- _Goal of the exercise_:
Copy out the lines that have "Fantasy" in them.

- _Record set_:
★ ★ ★ ★ ★ ★ ★
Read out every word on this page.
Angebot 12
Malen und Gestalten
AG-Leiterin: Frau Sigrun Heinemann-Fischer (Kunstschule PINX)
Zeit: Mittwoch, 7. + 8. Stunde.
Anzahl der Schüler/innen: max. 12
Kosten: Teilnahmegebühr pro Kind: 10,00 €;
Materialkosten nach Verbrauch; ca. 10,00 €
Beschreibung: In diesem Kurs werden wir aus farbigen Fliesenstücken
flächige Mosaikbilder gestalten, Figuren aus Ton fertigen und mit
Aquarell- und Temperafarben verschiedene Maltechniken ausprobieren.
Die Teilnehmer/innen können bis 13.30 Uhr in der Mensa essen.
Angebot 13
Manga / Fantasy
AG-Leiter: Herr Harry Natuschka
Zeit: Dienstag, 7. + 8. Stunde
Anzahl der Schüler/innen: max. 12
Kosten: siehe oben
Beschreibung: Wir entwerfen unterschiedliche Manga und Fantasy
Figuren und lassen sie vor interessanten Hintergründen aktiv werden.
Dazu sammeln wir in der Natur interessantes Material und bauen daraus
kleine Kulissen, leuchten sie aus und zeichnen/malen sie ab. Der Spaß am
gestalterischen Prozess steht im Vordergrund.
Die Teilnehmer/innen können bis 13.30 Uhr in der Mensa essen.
★ ★ ★ ★ ★ ★ ★
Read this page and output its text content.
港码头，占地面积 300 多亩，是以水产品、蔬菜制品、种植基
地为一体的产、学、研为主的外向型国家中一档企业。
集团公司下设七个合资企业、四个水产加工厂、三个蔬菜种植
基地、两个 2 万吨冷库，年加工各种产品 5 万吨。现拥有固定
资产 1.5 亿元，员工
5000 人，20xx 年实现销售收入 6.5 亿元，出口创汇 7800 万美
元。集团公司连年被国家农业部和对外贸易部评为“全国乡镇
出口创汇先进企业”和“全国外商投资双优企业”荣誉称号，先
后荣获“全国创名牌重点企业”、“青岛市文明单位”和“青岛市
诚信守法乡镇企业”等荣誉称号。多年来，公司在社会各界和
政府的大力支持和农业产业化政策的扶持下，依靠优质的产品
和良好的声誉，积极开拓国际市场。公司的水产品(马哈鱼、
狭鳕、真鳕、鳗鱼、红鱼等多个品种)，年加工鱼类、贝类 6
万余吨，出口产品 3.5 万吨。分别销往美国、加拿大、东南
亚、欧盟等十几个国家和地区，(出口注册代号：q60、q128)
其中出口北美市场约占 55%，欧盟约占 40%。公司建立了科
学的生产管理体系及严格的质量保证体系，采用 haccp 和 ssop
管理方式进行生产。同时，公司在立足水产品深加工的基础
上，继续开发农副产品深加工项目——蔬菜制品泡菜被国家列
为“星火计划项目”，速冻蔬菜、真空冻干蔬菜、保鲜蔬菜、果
★ ★ ★ ★ ★ ★ ★
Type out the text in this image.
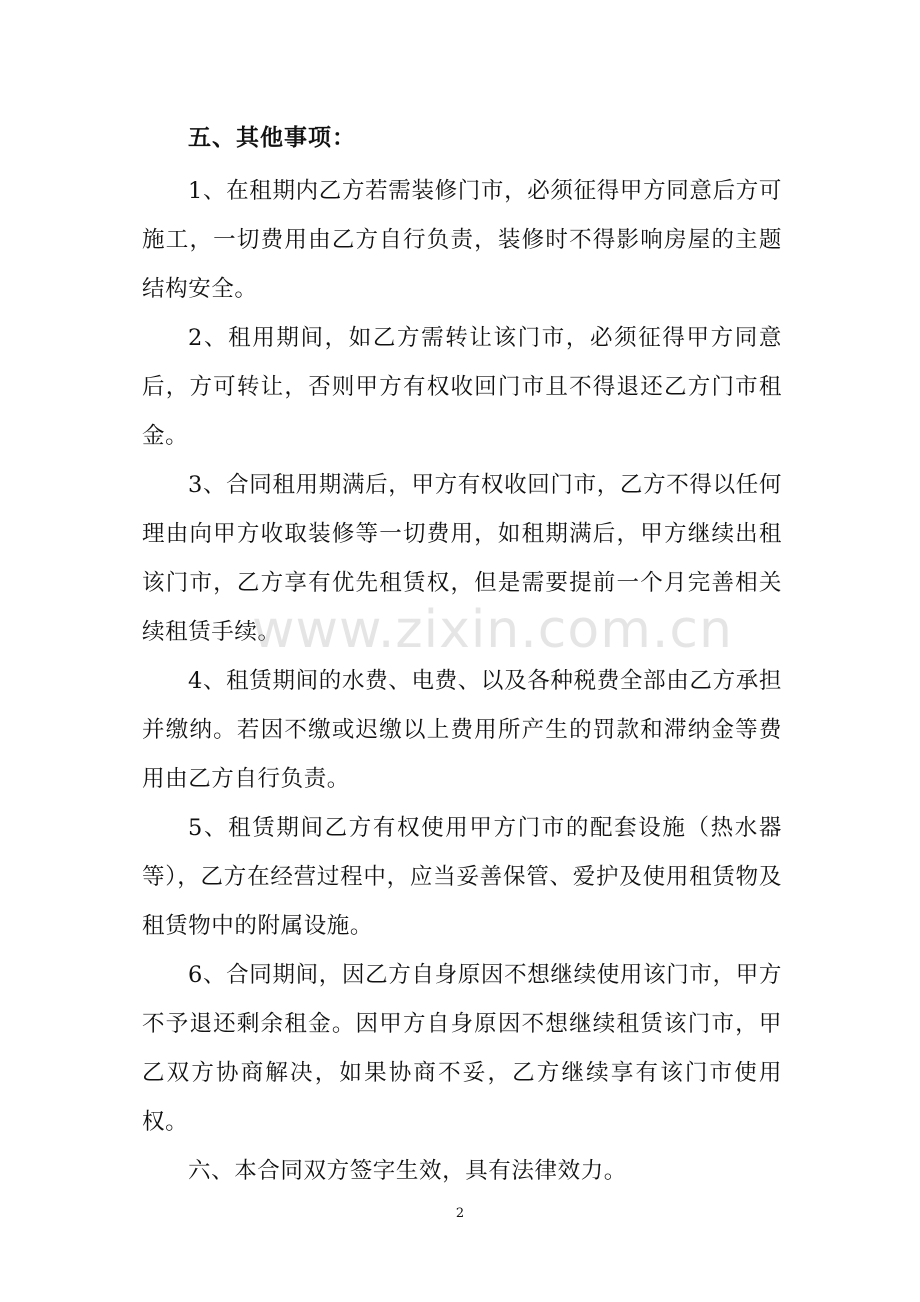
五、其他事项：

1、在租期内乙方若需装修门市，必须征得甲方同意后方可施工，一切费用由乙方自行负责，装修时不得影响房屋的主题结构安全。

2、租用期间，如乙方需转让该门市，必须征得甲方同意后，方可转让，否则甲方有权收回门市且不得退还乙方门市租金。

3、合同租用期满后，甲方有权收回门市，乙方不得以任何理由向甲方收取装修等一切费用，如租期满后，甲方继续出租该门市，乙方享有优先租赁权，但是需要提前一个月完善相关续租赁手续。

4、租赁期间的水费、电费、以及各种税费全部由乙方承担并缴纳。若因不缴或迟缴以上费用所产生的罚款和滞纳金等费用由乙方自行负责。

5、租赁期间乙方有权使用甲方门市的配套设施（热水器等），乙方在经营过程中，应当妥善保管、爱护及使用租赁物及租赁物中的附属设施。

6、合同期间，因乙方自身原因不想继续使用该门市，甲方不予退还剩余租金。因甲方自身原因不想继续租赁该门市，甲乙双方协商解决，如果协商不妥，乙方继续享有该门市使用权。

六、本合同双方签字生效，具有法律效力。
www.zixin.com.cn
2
★ ★ ★ ★ ★ ★ ★
- _Result_:
Manga / Fantasy
Beschreibung: Wir entwerfen unterschiedliche Manga und Fantasy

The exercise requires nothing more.